→ TASK OBJECTIVE
Copy out the listing that follows, exactly, without its pictures.

→ RECORDS PROVIDED
####
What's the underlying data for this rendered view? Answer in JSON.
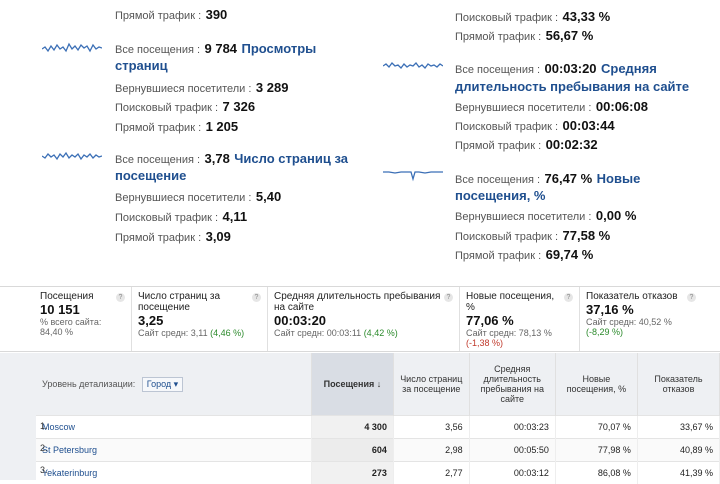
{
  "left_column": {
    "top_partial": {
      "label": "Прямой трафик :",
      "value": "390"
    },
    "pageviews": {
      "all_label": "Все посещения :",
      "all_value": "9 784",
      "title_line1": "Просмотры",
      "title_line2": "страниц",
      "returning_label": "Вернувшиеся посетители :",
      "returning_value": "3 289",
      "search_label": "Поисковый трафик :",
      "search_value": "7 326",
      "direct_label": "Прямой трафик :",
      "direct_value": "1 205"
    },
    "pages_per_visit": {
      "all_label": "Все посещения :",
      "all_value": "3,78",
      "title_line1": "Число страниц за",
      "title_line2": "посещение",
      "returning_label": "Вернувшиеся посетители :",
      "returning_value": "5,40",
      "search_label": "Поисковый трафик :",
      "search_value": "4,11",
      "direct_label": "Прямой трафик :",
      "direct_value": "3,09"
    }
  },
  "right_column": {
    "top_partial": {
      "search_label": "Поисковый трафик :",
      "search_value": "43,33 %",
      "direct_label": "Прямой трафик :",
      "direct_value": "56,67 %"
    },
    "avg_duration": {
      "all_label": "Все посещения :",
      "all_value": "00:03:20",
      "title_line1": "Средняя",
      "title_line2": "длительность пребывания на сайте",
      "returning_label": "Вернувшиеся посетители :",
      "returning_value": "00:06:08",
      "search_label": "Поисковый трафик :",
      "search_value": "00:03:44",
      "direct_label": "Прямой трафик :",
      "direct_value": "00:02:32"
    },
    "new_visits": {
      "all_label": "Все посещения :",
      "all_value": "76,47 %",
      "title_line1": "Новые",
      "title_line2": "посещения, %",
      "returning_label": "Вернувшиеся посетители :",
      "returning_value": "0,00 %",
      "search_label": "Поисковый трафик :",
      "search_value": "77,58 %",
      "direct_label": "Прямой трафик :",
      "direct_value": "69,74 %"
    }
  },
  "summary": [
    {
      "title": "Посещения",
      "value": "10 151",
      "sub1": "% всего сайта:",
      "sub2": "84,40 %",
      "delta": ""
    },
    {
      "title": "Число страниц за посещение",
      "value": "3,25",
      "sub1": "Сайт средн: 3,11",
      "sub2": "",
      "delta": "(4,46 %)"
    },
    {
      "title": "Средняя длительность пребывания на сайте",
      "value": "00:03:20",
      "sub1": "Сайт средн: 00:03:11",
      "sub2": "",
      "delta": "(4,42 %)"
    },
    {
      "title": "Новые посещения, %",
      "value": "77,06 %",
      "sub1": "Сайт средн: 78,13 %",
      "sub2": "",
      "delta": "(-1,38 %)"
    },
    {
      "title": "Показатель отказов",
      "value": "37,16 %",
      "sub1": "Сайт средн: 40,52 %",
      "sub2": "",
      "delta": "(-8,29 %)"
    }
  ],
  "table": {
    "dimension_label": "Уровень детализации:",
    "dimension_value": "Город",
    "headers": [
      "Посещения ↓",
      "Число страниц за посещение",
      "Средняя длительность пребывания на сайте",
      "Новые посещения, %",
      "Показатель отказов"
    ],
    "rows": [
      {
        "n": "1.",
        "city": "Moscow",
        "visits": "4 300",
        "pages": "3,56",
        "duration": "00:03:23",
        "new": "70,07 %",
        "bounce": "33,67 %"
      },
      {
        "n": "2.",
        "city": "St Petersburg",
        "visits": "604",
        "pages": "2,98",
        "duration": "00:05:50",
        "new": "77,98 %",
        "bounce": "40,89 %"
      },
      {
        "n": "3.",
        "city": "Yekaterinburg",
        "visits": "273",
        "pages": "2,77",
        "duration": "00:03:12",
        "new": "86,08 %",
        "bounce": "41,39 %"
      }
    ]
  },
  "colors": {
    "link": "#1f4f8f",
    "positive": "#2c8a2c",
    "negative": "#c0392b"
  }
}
####
→ REPLY
What's the underlying data for this rendered view? Answer in JSON.
{
  "left_column": {
    "top_partial": {
      "label": "Прямой трафик :",
      "value": "390"
    },
    "pageviews": {
      "all_label": "Все посещения :",
      "all_value": "9 784",
      "title_line1": "Просмотры",
      "title_line2": "страниц",
      "returning_label": "Вернувшиеся посетители :",
      "returning_value": "3 289",
      "search_label": "Поисковый трафик :",
      "search_value": "7 326",
      "direct_label": "Прямой трафик :",
      "direct_value": "1 205"
    },
    "pages_per_visit": {
      "all_label": "Все посещения :",
      "all_value": "3,78",
      "title_line1": "Число страниц за",
      "title_line2": "посещение",
      "returning_label": "Вернувшиеся посетители :",
      "returning_value": "5,40",
      "search_label": "Поисковый трафик :",
      "search_value": "4,11",
      "direct_label": "Прямой трафик :",
      "direct_value": "3,09"
    }
  },
  "right_column": {
    "top_partial": {
      "search_label": "Поисковый трафик :",
      "search_value": "43,33 %",
      "direct_label": "Прямой трафик :",
      "direct_value": "56,67 %"
    },
    "avg_duration": {
      "all_label": "Все посещения :",
      "all_value": "00:03:20",
      "title_line1": "Средняя",
      "title_line2": "длительность пребывания на сайте",
      "returning_label": "Вернувшиеся посетители :",
      "returning_value": "00:06:08",
      "search_label": "Поисковый трафик :",
      "search_value": "00:03:44",
      "direct_label": "Прямой трафик :",
      "direct_value": "00:02:32"
    },
    "new_visits": {
      "all_label": "Все посещения :",
      "all_value": "76,47 %",
      "title_line1": "Новые",
      "title_line2": "посещения, %",
      "returning_label": "Вернувшиеся посетители :",
      "returning_value": "0,00 %",
      "search_label": "Поисковый трафик :",
      "search_value": "77,58 %",
      "direct_label": "Прямой трафик :",
      "direct_value": "69,74 %"
    }
  },
  "summary": [
    {
      "title": "Посещения",
      "value": "10 151",
      "sub1": "% всего сайта:",
      "sub2": "84,40 %",
      "delta": ""
    },
    {
      "title": "Число страниц за посещение",
      "value": "3,25",
      "sub1": "Сайт средн: 3,11",
      "sub2": "",
      "delta": "(4,46 %)"
    },
    {
      "title": "Средняя длительность пребывания на сайте",
      "value": "00:03:20",
      "sub1": "Сайт средн: 00:03:11",
      "sub2": "",
      "delta": "(4,42 %)"
    },
    {
      "title": "Новые посещения, %",
      "value": "77,06 %",
      "sub1": "Сайт средн: 78,13 %",
      "sub2": "",
      "delta": "(-1,38 %)"
    },
    {
      "title": "Показатель отказов",
      "value": "37,16 %",
      "sub1": "Сайт средн: 40,52 %",
      "sub2": "",
      "delta": "(-8,29 %)"
    }
  ],
  "table": {
    "dimension_label": "Уровень детализации:",
    "dimension_value": "Город",
    "headers": [
      "Посещения ↓",
      "Число страниц за посещение",
      "Средняя длительность пребывания на сайте",
      "Новые посещения, %",
      "Показатель отказов"
    ],
    "rows": [
      {
        "n": "1.",
        "city": "Moscow",
        "visits": "4 300",
        "pages": "3,56",
        "duration": "00:03:23",
        "new": "70,07 %",
        "bounce": "33,67 %"
      },
      {
        "n": "2.",
        "city": "St Petersburg",
        "visits": "604",
        "pages": "2,98",
        "duration": "00:05:50",
        "new": "77,98 %",
        "bounce": "40,89 %"
      },
      {
        "n": "3.",
        "city": "Yekaterinburg",
        "visits": "273",
        "pages": "2,77",
        "duration": "00:03:12",
        "new": "86,08 %",
        "bounce": "41,39 %"
      }
    ]
  },
  "colors": {
    "link": "#1f4f8f",
    "positive": "#2c8a2c",
    "negative": "#c0392b"
  }
}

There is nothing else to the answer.